Records excerpted from a collection
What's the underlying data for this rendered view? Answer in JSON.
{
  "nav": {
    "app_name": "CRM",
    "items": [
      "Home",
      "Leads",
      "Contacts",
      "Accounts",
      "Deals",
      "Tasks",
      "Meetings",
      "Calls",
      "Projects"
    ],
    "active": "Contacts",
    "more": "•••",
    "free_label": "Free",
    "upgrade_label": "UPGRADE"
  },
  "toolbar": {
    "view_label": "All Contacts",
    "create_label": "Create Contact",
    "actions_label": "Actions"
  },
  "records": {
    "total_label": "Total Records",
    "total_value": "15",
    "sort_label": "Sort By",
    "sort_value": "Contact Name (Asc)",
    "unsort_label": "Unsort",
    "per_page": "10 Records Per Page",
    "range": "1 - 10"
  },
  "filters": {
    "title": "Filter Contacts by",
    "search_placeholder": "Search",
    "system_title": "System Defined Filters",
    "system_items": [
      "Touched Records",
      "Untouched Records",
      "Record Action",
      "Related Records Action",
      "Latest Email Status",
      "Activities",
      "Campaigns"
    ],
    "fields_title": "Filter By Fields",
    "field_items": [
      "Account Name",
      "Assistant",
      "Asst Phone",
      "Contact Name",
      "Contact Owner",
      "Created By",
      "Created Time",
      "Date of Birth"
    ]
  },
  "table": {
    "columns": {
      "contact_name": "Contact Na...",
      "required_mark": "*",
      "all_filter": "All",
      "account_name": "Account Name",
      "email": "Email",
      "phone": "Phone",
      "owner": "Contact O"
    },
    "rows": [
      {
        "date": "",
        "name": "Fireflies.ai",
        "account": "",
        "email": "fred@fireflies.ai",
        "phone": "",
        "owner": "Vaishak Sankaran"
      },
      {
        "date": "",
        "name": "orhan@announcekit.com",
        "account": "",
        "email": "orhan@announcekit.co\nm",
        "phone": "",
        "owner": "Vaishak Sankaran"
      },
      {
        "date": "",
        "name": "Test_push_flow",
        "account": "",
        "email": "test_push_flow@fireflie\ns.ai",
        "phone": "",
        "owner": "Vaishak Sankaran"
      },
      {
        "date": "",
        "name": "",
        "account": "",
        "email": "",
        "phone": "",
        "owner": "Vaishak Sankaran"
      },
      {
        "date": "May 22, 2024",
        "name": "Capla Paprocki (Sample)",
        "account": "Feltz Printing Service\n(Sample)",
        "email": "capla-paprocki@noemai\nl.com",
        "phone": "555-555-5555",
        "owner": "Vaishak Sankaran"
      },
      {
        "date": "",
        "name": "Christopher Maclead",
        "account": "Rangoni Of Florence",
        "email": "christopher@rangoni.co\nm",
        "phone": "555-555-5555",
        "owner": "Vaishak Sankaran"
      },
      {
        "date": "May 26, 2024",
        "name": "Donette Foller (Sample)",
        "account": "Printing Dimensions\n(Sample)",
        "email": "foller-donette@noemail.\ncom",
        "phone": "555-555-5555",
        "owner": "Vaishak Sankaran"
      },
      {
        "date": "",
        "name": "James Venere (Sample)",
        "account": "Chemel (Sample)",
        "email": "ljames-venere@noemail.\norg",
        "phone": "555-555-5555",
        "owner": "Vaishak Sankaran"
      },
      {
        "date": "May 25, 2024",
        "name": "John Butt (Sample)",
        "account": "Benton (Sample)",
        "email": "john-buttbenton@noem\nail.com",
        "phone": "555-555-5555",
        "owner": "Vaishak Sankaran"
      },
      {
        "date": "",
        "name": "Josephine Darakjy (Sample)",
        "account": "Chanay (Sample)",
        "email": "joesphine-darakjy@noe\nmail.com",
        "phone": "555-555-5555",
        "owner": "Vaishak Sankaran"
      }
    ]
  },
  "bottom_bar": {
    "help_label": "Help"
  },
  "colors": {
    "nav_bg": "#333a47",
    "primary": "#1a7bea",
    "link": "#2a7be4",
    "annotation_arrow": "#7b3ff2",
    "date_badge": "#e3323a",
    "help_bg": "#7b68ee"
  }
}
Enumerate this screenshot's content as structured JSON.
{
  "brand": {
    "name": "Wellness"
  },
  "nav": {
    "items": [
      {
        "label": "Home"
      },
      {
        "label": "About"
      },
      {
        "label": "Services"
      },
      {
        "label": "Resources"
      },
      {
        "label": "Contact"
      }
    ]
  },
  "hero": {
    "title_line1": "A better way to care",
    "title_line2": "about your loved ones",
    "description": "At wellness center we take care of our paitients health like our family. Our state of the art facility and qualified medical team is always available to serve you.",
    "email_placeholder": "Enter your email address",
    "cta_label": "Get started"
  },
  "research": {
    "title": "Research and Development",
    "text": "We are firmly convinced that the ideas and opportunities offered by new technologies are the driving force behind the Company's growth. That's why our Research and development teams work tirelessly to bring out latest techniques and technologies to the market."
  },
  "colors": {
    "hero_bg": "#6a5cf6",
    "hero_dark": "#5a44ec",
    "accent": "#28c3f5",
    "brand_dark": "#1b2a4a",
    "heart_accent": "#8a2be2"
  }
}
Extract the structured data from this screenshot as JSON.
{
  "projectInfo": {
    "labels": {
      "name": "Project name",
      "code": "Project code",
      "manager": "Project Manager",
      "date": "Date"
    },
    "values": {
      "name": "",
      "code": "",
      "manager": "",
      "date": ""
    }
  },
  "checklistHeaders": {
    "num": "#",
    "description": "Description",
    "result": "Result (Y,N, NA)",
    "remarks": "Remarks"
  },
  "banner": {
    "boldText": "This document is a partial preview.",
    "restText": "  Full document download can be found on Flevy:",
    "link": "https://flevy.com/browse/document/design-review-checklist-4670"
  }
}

Exercise directions: Using the records above, copy every line that has the word "data" in it.

Completed task:
What's the underlying data for this rendered view? Answer in JSON.
Extract the structured data from this screenshot as JSON.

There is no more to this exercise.